"""

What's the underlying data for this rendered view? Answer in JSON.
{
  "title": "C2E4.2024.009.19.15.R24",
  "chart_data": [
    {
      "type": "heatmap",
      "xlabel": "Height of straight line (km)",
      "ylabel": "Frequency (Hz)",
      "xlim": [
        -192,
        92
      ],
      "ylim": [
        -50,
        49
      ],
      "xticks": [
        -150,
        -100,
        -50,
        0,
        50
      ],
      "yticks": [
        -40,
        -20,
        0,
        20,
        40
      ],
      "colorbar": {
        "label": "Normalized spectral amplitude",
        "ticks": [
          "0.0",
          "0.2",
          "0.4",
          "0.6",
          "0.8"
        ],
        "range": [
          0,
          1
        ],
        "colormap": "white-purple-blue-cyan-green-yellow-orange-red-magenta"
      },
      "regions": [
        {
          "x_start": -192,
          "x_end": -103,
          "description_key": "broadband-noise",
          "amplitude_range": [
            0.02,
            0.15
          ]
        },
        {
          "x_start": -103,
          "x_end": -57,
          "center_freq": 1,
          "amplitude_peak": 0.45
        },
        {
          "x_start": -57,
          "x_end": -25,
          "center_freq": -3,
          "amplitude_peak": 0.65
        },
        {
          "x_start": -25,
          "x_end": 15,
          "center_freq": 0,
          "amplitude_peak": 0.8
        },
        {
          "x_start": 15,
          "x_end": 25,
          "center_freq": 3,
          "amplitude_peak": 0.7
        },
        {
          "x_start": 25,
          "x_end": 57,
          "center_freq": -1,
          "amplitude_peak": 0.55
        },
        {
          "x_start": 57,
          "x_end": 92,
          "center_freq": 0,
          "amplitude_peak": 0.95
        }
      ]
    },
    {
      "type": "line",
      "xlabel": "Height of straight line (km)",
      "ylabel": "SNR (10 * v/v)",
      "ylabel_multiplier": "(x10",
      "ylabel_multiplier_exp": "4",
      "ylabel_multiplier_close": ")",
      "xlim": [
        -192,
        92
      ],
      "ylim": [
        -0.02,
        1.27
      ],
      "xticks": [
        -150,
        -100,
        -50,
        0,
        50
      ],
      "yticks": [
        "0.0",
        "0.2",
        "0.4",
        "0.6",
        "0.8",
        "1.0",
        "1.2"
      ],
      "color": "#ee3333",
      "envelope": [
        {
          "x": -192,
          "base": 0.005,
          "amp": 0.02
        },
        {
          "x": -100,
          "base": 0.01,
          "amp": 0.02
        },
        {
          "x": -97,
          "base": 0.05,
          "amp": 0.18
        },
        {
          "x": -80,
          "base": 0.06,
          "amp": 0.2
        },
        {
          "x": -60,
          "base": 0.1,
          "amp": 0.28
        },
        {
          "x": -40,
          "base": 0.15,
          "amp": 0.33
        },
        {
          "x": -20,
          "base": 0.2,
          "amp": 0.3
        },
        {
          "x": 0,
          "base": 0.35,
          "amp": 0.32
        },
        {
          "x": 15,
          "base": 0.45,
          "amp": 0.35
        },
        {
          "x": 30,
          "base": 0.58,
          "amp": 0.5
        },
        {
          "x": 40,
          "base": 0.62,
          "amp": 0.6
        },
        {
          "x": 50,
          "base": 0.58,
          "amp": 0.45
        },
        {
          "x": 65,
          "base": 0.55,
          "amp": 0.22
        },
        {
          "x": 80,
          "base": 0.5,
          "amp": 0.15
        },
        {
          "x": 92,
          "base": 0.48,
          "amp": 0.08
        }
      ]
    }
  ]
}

"""

GOAL
Write out all records exactly, keeping every detail.

COMPLETE OUTPUT
What's the underlying data for this rendered view? Answer in JSON.
{
  "title": "C2E4.2024.009.19.15.R24",
  "chart_data": [
    {
      "type": "heatmap",
      "xlabel": "Height of straight line (km)",
      "ylabel": "Frequency (Hz)",
      "xlim": [
        -192,
        92
      ],
      "ylim": [
        -50,
        49
      ],
      "xticks": [
        -150,
        -100,
        -50,
        0,
        50
      ],
      "yticks": [
        -40,
        -20,
        0,
        20,
        40
      ],
      "colorbar": {
        "label": "Normalized spectral amplitude",
        "ticks": [
          "0.0",
          "0.2",
          "0.4",
          "0.6",
          "0.8"
        ],
        "range": [
          0,
          1
        ],
        "colormap": "white-purple-blue-cyan-green-yellow-orange-red-magenta"
      },
      "regions": [
        {
          "x_start": -192,
          "x_end": -103,
          "description_key": "broadband-noise",
          "amplitude_range": [
            0.02,
            0.15
          ]
        },
        {
          "x_start": -103,
          "x_end": -57,
          "center_freq": 1,
          "amplitude_peak": 0.45
        },
        {
          "x_start": -57,
          "x_end": -25,
          "center_freq": -3,
          "amplitude_peak": 0.65
        },
        {
          "x_start": -25,
          "x_end": 15,
          "center_freq": 0,
          "amplitude_peak": 0.8
        },
        {
          "x_start": 15,
          "x_end": 25,
          "center_freq": 3,
          "amplitude_peak": 0.7
        },
        {
          "x_start": 25,
          "x_end": 57,
          "center_freq": -1,
          "amplitude_peak": 0.55
        },
        {
          "x_start": 57,
          "x_end": 92,
          "center_freq": 0,
          "amplitude_peak": 0.95
        }
      ]
    },
    {
      "type": "line",
      "xlabel": "Height of straight line (km)",
      "ylabel": "SNR (10 * v/v)",
      "ylabel_multiplier": "(x10",
      "ylabel_multiplier_exp": "4",
      "ylabel_multiplier_close": ")",
      "xlim": [
        -192,
        92
      ],
      "ylim": [
        -0.02,
        1.27
      ],
      "xticks": [
        -150,
        -100,
        -50,
        0,
        50
      ],
      "yticks": [
        "0.0",
        "0.2",
        "0.4",
        "0.6",
        "0.8",
        "1.0",
        "1.2"
      ],
      "color": "#ee3333",
      "envelope": [
        {
          "x": -192,
          "base": 0.005,
          "amp": 0.02
        },
        {
          "x": -100,
          "base": 0.01,
          "amp": 0.02
        },
        {
          "x": -97,
          "base": 0.05,
          "amp": 0.18
        },
        {
          "x": -80,
          "base": 0.06,
          "amp": 0.2
        },
        {
          "x": -60,
          "base": 0.1,
          "amp": 0.28
        },
        {
          "x": -40,
          "base": 0.15,
          "amp": 0.33
        },
        {
          "x": -20,
          "base": 0.2,
          "amp": 0.3
        },
        {
          "x": 0,
          "base": 0.35,
          "amp": 0.32
        },
        {
          "x": 15,
          "base": 0.45,
          "amp": 0.35
        },
        {
          "x": 30,
          "base": 0.58,
          "amp": 0.5
        },
        {
          "x": 40,
          "base": 0.62,
          "amp": 0.6
        },
        {
          "x": 50,
          "base": 0.58,
          "amp": 0.45
        },
        {
          "x": 65,
          "base": 0.55,
          "amp": 0.22
        },
        {
          "x": 80,
          "base": 0.5,
          "amp": 0.15
        },
        {
          "x": 92,
          "base": 0.48,
          "amp": 0.08
        }
      ]
    }
  ]
}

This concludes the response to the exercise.